- Aim of the task
Show every line where "LVMI" occurs.

>> BEGIN

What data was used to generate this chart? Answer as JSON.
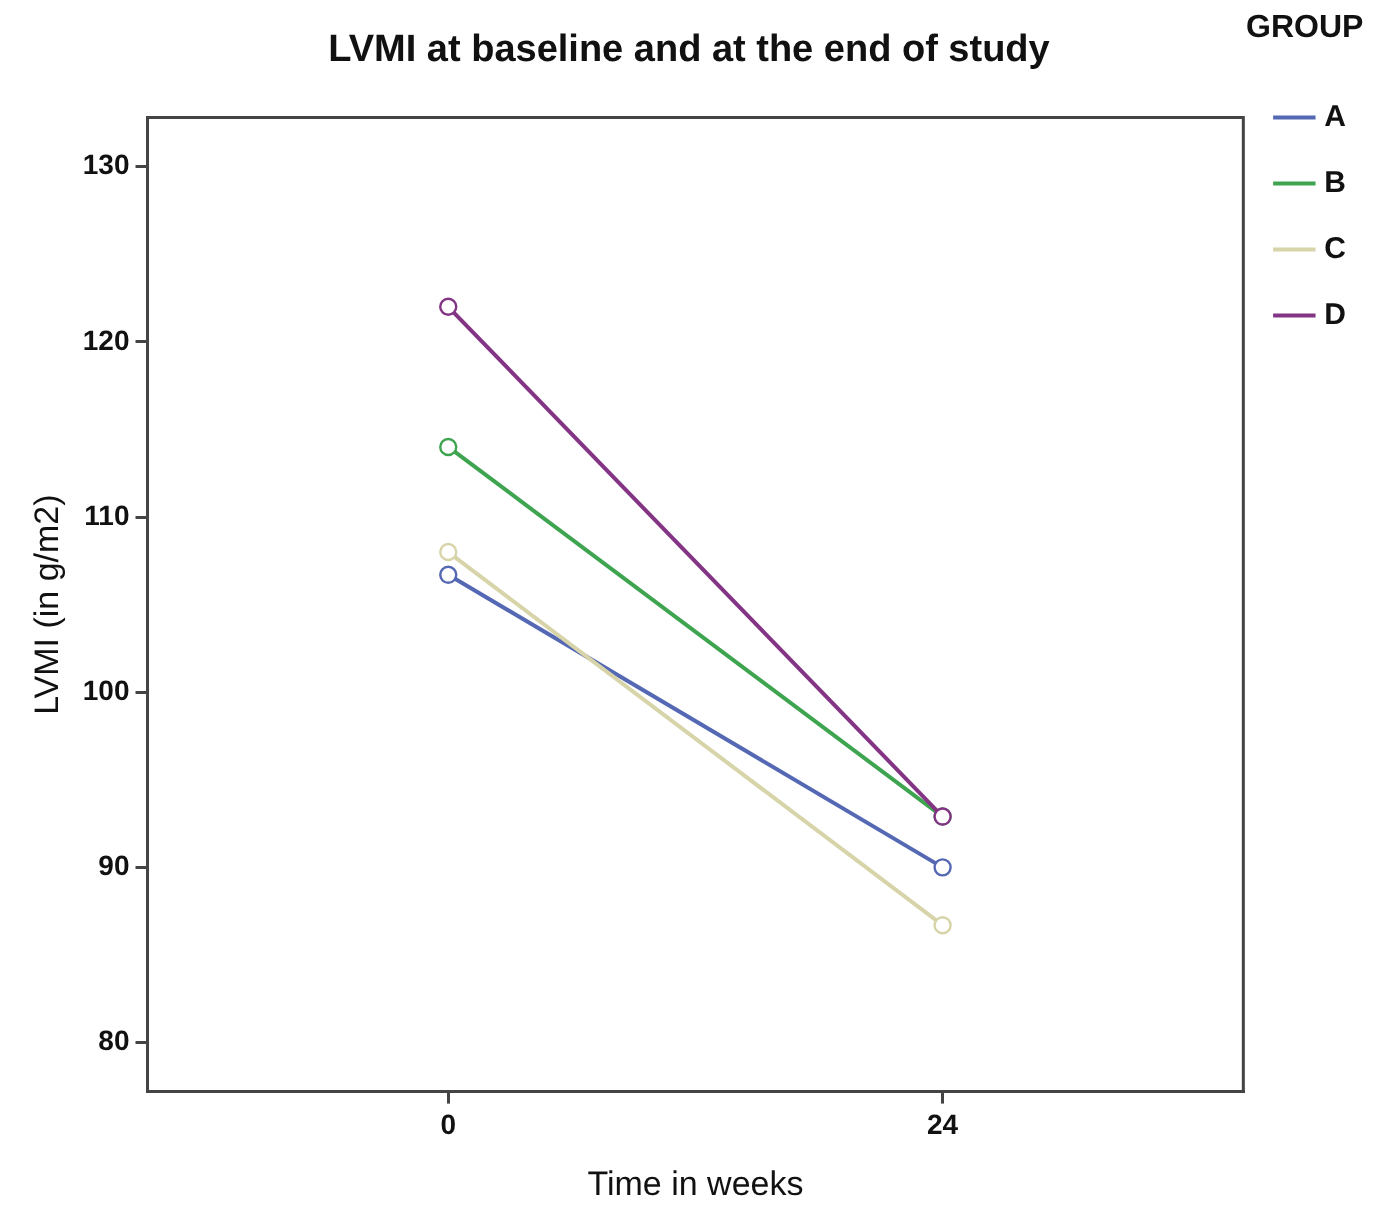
{
  "chart_data": {
    "type": "line",
    "title": "LVMI at baseline and at the end of study",
    "xlabel": "Time in weeks",
    "ylabel": "LVMI (in g/m2)",
    "legend_title": "GROUP",
    "x": [
      0,
      24
    ],
    "series": [
      {
        "name": "A",
        "color": "#5468b4",
        "values": [
          106.7,
          90
        ]
      },
      {
        "name": "B",
        "color": "#3fa450",
        "values": [
          114,
          92.9
        ]
      },
      {
        "name": "C",
        "color": "#d6d4a8",
        "values": [
          108,
          86.7
        ]
      },
      {
        "name": "D",
        "color": "#843484",
        "values": [
          122,
          92.9
        ]
      }
    ],
    "xlim": [
      -14.6,
      38.6
    ],
    "xticks": [
      0,
      24
    ],
    "ylim": [
      77.2,
      132.8
    ],
    "yticks": [
      80,
      90,
      100,
      110,
      120,
      130
    ],
    "grid": false,
    "legend": "right",
    "marker": "circle",
    "line_style": "solid"
  }
}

>> END

- Complete output
    "title": "LVMI at baseline and at the end of study",
    "ylabel": "LVMI (in g/m2)",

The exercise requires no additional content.